--- START ---

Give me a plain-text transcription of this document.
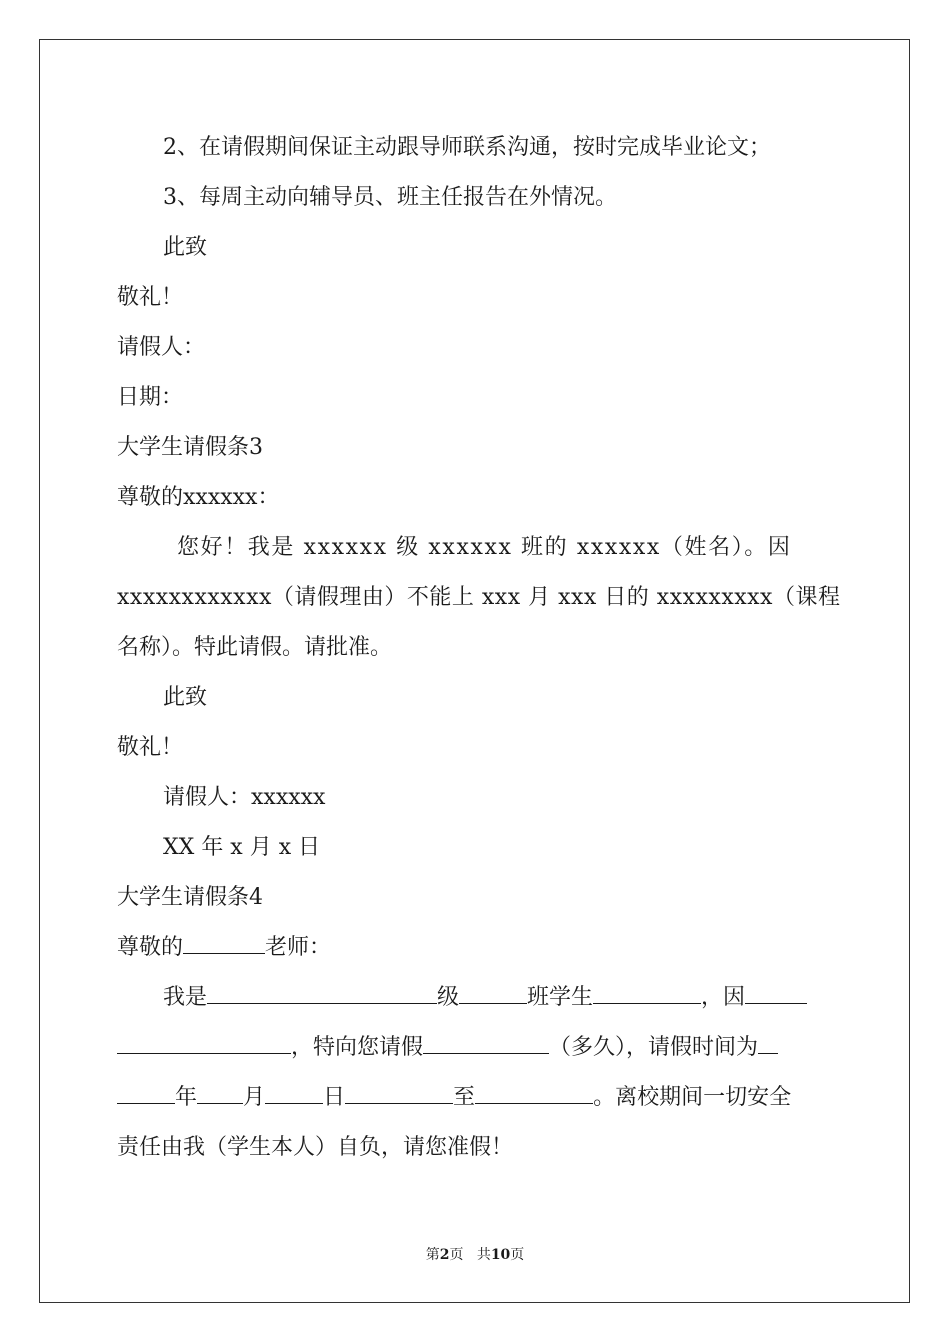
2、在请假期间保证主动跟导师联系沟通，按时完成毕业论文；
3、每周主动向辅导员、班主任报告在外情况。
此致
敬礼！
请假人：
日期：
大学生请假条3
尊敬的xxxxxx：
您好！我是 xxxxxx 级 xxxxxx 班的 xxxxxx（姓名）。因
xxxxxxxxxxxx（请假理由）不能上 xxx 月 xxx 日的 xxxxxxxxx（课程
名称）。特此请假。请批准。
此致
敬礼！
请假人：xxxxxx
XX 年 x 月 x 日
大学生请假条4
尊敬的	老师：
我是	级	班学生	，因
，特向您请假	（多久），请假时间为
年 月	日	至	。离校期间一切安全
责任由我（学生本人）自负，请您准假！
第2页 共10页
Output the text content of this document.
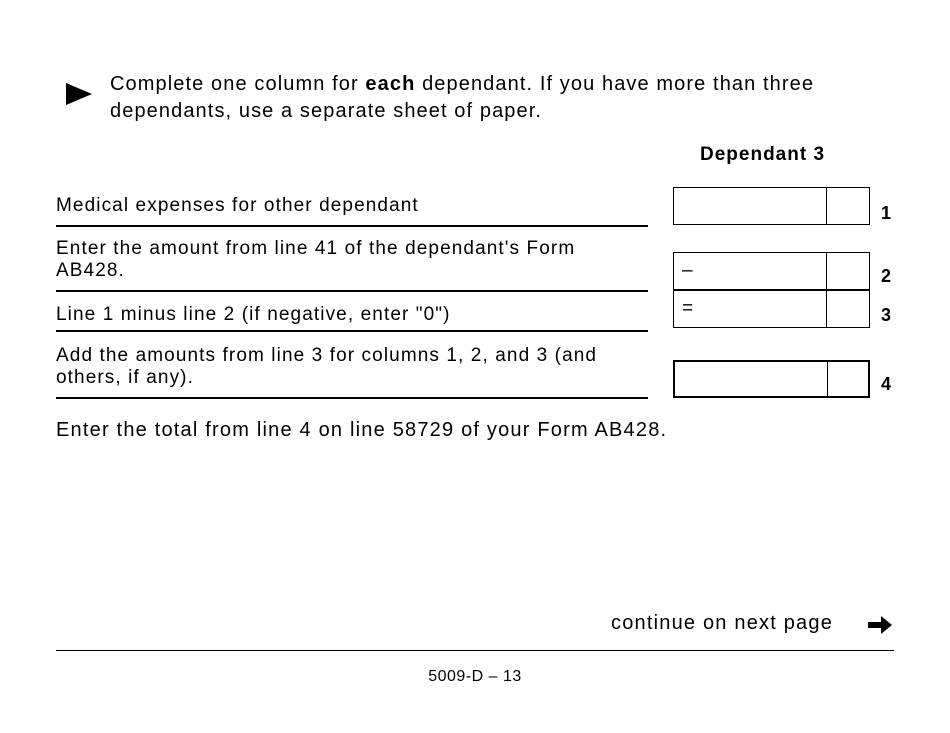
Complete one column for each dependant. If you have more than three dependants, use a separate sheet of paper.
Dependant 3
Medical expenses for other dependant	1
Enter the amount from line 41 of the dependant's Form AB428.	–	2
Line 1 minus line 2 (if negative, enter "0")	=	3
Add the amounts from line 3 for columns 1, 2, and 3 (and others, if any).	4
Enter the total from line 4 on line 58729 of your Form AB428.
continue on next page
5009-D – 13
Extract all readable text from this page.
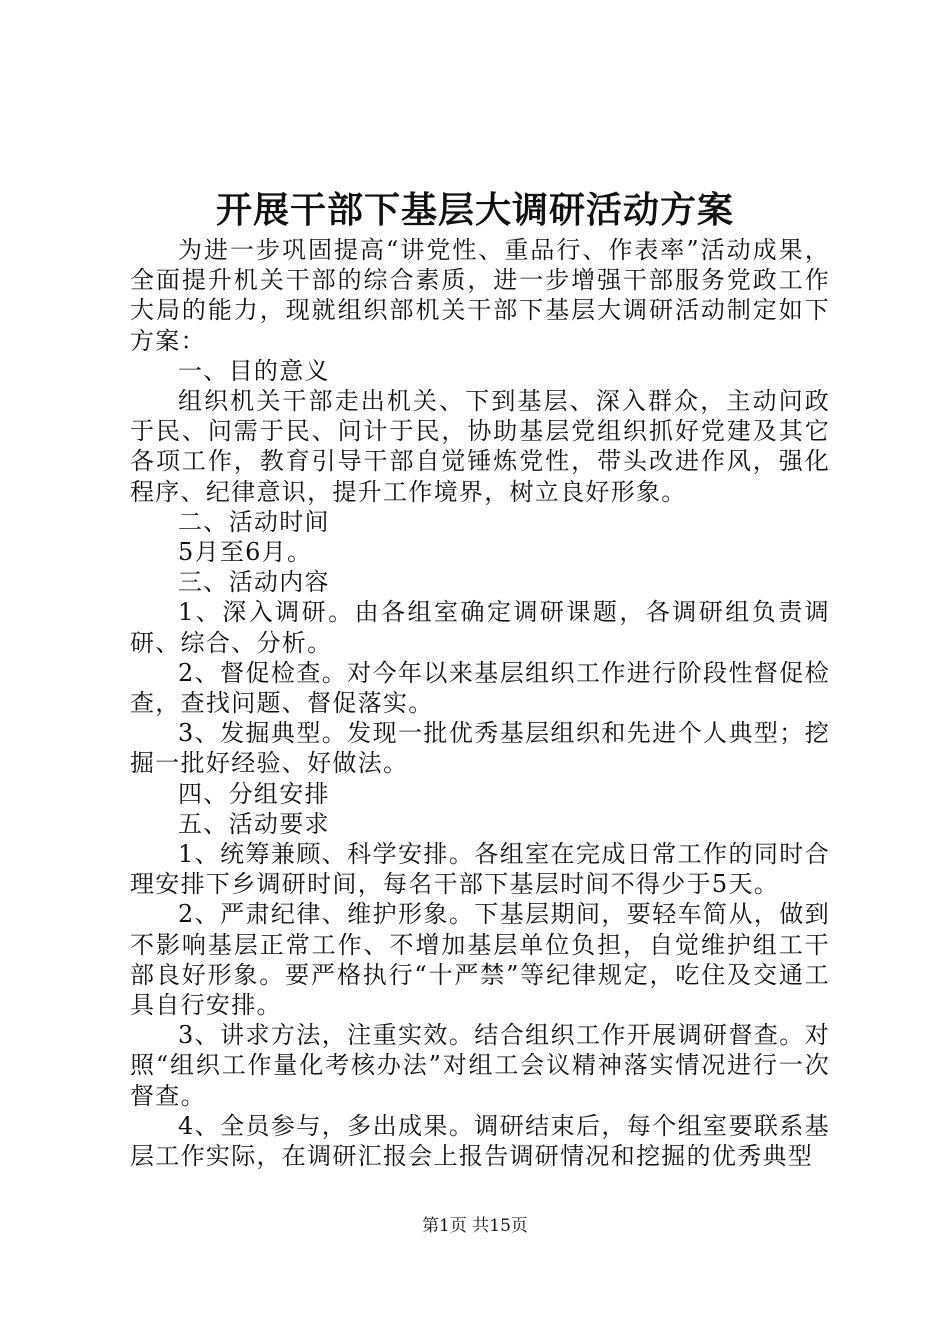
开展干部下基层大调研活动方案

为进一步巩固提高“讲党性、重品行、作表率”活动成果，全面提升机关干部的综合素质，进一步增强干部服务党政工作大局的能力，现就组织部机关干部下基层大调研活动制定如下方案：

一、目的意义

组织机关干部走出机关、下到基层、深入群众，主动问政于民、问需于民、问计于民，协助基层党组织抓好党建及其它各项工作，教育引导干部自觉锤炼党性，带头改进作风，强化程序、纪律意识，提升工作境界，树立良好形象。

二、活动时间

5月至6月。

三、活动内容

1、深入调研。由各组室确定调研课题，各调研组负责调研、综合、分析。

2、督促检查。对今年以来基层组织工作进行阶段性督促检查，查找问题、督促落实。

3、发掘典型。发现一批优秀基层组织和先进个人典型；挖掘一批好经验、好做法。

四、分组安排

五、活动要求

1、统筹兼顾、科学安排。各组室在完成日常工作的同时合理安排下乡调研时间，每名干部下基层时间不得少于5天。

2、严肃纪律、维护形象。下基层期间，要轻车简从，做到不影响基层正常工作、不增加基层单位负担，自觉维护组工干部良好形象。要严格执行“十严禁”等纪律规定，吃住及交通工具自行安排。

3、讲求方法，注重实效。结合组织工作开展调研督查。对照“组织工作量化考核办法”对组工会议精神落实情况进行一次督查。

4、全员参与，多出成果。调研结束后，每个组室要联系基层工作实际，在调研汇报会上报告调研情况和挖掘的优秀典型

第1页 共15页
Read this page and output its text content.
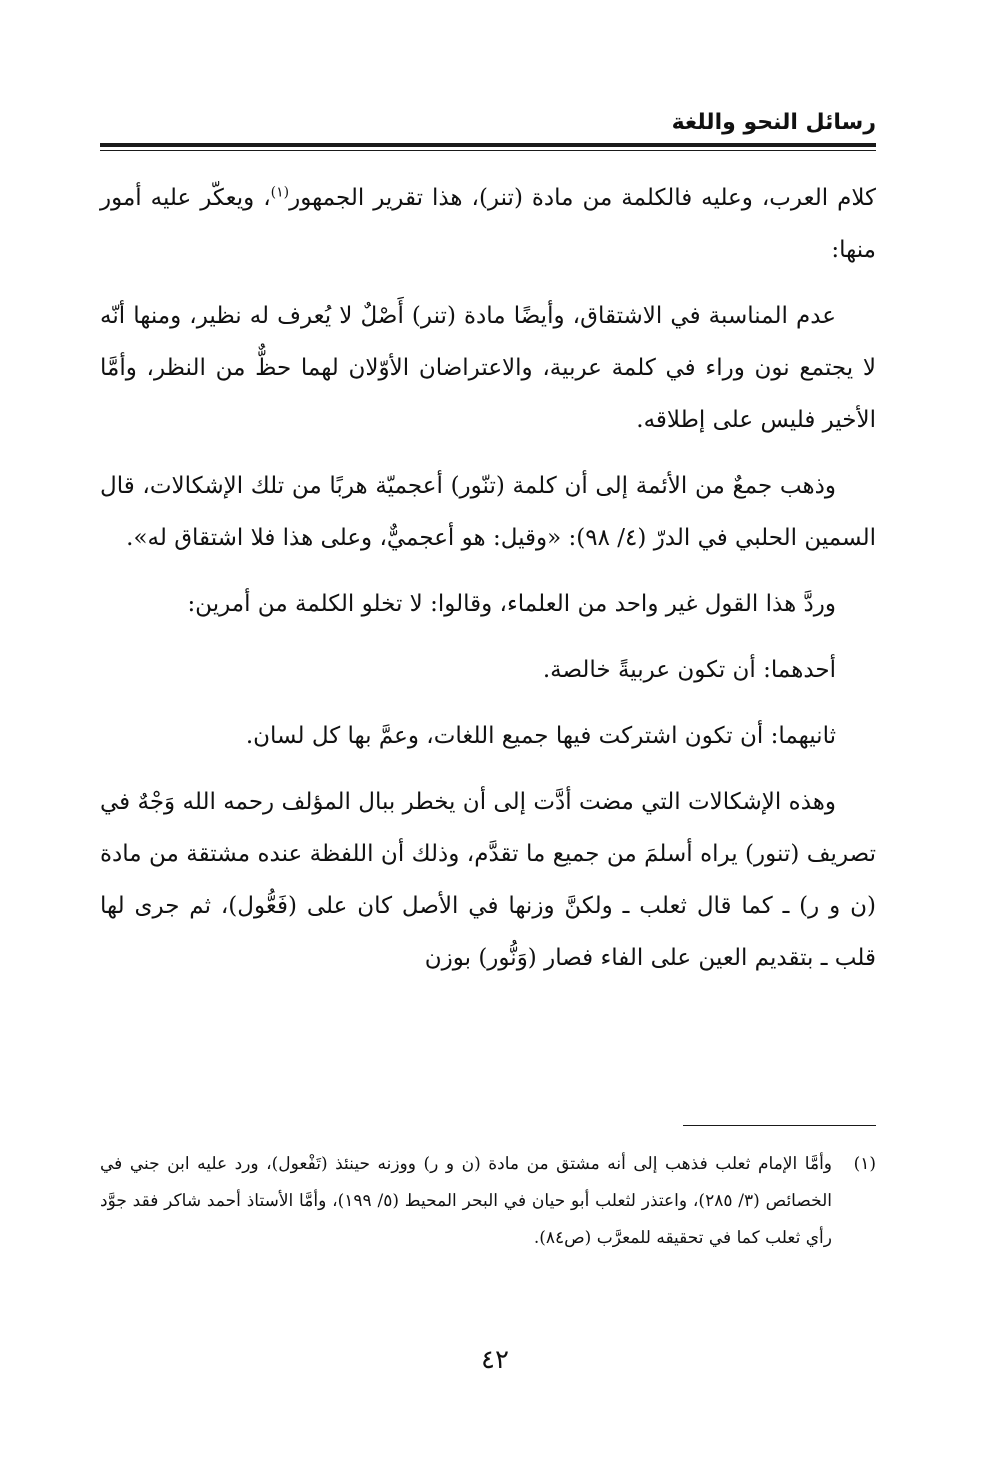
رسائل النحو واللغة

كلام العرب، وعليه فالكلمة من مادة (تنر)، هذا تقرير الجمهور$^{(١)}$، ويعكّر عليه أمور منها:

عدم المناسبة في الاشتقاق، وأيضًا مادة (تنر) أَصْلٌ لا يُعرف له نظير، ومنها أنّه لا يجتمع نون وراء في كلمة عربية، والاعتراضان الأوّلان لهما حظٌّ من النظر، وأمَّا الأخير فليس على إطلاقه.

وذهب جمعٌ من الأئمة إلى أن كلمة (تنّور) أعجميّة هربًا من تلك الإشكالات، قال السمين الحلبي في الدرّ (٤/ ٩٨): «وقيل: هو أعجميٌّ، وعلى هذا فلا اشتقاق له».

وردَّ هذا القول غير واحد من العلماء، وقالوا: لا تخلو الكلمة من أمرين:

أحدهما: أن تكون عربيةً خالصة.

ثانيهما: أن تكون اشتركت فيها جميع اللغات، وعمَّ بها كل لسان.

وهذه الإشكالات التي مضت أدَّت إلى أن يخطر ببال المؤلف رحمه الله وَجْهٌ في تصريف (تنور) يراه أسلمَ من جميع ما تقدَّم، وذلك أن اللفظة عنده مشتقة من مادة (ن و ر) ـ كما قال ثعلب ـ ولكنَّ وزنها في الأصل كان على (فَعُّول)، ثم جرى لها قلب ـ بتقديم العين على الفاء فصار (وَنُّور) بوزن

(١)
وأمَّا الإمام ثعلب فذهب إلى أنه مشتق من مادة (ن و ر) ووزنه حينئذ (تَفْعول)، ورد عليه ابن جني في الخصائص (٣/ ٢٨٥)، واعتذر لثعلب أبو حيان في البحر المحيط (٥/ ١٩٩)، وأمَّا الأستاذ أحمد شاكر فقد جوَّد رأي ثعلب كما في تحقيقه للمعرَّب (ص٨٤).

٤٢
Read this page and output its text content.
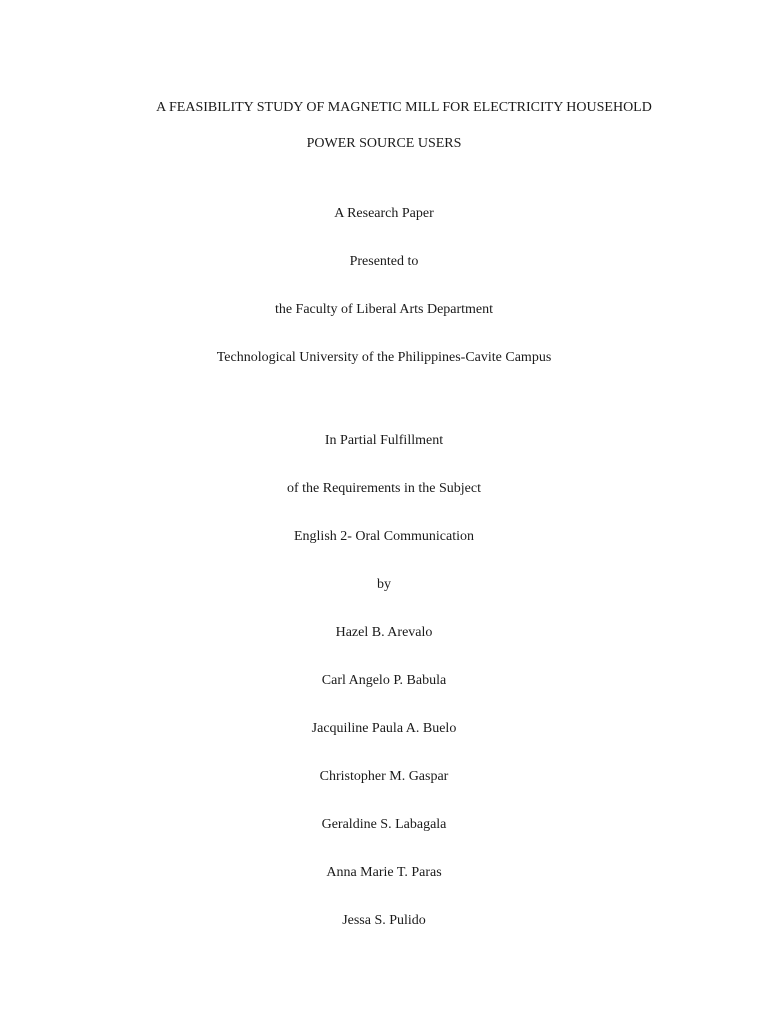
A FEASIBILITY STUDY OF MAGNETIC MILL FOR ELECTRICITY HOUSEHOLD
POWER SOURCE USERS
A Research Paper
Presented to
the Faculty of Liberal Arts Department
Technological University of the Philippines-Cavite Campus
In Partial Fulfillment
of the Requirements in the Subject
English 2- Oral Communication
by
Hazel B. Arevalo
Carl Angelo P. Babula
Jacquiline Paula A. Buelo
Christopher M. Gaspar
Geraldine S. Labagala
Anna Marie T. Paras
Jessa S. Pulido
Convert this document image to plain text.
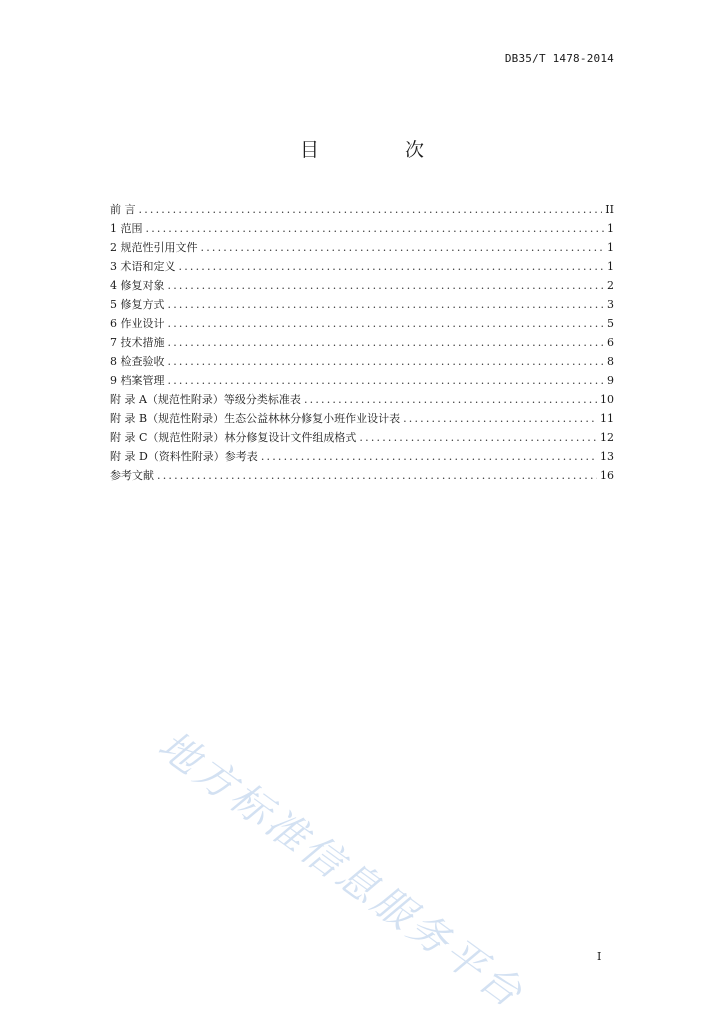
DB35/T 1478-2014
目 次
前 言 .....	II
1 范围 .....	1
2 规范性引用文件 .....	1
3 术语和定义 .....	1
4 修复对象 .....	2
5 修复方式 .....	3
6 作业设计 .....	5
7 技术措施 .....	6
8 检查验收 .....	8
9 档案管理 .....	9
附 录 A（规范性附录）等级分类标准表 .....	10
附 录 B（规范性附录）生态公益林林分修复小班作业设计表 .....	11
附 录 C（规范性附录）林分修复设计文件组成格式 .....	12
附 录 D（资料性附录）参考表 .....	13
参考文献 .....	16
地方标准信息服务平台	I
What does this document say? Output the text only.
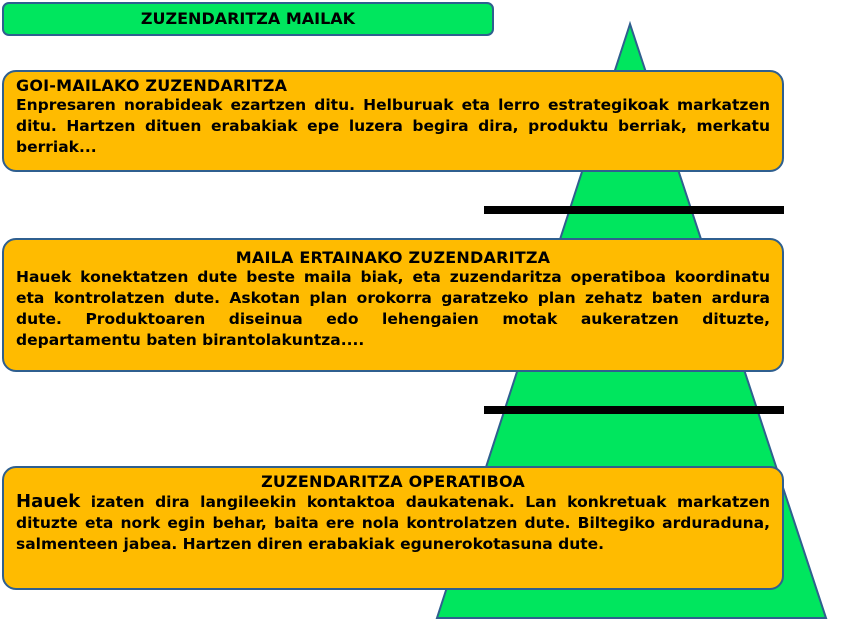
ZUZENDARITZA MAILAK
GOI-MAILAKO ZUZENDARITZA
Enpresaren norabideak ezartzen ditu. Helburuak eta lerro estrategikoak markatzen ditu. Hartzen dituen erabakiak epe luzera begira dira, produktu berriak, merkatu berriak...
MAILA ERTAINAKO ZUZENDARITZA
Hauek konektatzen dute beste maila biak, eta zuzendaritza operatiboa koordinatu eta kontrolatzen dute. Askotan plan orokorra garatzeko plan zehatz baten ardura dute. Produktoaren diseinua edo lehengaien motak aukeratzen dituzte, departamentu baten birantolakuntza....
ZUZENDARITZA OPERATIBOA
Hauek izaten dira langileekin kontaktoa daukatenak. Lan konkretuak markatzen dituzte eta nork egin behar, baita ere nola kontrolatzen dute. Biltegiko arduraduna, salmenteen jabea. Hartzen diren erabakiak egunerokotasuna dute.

--- END ---

Problem to solve → Pull every line containing the word "plain" out of the entries above.

Right answer →
Give me a plain-text transcription of this document.
Convert this document image to plain text.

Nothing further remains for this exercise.